Exercise instructions: Each line should be copied exactly.

Data records:

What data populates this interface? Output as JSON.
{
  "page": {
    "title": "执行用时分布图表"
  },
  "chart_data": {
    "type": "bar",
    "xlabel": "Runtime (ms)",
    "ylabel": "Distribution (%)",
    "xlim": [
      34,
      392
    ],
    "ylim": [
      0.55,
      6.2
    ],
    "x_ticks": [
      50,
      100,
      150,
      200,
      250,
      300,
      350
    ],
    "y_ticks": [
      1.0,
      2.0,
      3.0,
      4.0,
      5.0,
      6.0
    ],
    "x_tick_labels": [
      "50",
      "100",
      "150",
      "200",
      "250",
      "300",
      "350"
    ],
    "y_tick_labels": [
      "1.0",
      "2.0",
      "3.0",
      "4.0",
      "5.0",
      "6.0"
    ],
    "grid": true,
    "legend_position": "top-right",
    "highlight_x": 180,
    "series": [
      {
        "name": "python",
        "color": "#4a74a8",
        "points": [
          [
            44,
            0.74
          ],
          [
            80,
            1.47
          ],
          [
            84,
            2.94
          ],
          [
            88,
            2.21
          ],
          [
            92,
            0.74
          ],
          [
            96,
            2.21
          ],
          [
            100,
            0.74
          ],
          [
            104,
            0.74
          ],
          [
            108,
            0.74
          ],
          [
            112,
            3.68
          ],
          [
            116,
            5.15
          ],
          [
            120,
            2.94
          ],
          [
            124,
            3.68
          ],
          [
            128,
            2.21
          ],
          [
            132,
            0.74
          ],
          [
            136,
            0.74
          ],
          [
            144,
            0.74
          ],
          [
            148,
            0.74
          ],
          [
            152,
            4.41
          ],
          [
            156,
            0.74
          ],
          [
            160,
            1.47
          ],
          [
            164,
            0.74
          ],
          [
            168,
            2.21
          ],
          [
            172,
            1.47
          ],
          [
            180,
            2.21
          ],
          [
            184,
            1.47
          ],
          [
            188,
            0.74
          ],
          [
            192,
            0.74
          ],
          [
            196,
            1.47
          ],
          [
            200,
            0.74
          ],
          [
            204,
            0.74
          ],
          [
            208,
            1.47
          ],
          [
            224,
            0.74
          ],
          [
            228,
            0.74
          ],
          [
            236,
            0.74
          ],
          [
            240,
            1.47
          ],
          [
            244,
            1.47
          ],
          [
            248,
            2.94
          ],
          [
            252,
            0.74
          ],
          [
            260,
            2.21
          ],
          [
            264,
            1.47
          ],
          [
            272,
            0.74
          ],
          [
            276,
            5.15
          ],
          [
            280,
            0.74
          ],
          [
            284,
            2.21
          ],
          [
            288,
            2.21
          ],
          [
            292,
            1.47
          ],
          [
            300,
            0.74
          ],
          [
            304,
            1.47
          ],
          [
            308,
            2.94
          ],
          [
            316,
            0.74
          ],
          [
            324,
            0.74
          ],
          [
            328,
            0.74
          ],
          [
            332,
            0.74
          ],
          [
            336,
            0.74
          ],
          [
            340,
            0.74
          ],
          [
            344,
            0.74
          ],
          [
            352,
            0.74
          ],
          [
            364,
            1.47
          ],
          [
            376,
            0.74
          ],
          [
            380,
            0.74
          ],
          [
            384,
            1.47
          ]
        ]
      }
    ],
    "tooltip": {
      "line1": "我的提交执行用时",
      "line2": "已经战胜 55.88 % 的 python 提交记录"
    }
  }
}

Exercise result:
What data populates this interface? Output as JSON.
{
  "page": {
    "title": "执行用时分布图表"
  },
  "chart_data": {
    "type": "bar",
    "xlabel": "Runtime (ms)",
    "ylabel": "Distribution (%)",
    "xlim": [
      34,
      392
    ],
    "ylim": [
      0.55,
      6.2
    ],
    "x_ticks": [
      50,
      100,
      150,
      200,
      250,
      300,
      350
    ],
    "y_ticks": [
      1.0,
      2.0,
      3.0,
      4.0,
      5.0,
      6.0
    ],
    "x_tick_labels": [
      "50",
      "100",
      "150",
      "200",
      "250",
      "300",
      "350"
    ],
    "y_tick_labels": [
      "1.0",
      "2.0",
      "3.0",
      "4.0",
      "5.0",
      "6.0"
    ],
    "grid": true,
    "legend_position": "top-right",
    "highlight_x": 180,
    "series": [
      {
        "name": "python",
        "color": "#4a74a8",
        "points": [
          [
            44,
            0.74
          ],
          [
            80,
            1.47
          ],
          [
            84,
            2.94
          ],
          [
            88,
            2.21
          ],
          [
            92,
            0.74
          ],
          [
            96,
            2.21
          ],
          [
            100,
            0.74
          ],
          [
            104,
            0.74
          ],
          [
            108,
            0.74
          ],
          [
            112,
            3.68
          ],
          [
            116,
            5.15
          ],
          [
            120,
            2.94
          ],
          [
            124,
            3.68
          ],
          [
            128,
            2.21
          ],
          [
            132,
            0.74
          ],
          [
            136,
            0.74
          ],
          [
            144,
            0.74
          ],
          [
            148,
            0.74
          ],
          [
            152,
            4.41
          ],
          [
            156,
            0.74
          ],
          [
            160,
            1.47
          ],
          [
            164,
            0.74
          ],
          [
            168,
            2.21
          ],
          [
            172,
            1.47
          ],
          [
            180,
            2.21
          ],
          [
            184,
            1.47
          ],
          [
            188,
            0.74
          ],
          [
            192,
            0.74
          ],
          [
            196,
            1.47
          ],
          [
            200,
            0.74
          ],
          [
            204,
            0.74
          ],
          [
            208,
            1.47
          ],
          [
            224,
            0.74
          ],
          [
            228,
            0.74
          ],
          [
            236,
            0.74
          ],
          [
            240,
            1.47
          ],
          [
            244,
            1.47
          ],
          [
            248,
            2.94
          ],
          [
            252,
            0.74
          ],
          [
            260,
            2.21
          ],
          [
            264,
            1.47
          ],
          [
            272,
            0.74
          ],
          [
            276,
            5.15
          ],
          [
            280,
            0.74
          ],
          [
            284,
            2.21
          ],
          [
            288,
            2.21
          ],
          [
            292,
            1.47
          ],
          [
            300,
            0.74
          ],
          [
            304,
            1.47
          ],
          [
            308,
            2.94
          ],
          [
            316,
            0.74
          ],
          [
            324,
            0.74
          ],
          [
            328,
            0.74
          ],
          [
            332,
            0.74
          ],
          [
            336,
            0.74
          ],
          [
            340,
            0.74
          ],
          [
            344,
            0.74
          ],
          [
            352,
            0.74
          ],
          [
            364,
            1.47
          ],
          [
            376,
            0.74
          ],
          [
            380,
            0.74
          ],
          [
            384,
            1.47
          ]
        ]
      }
    ],
    "tooltip": {
      "line1": "我的提交执行用时",
      "line2": "已经战胜 55.88 % 的 python 提交记录"
    }
  }
}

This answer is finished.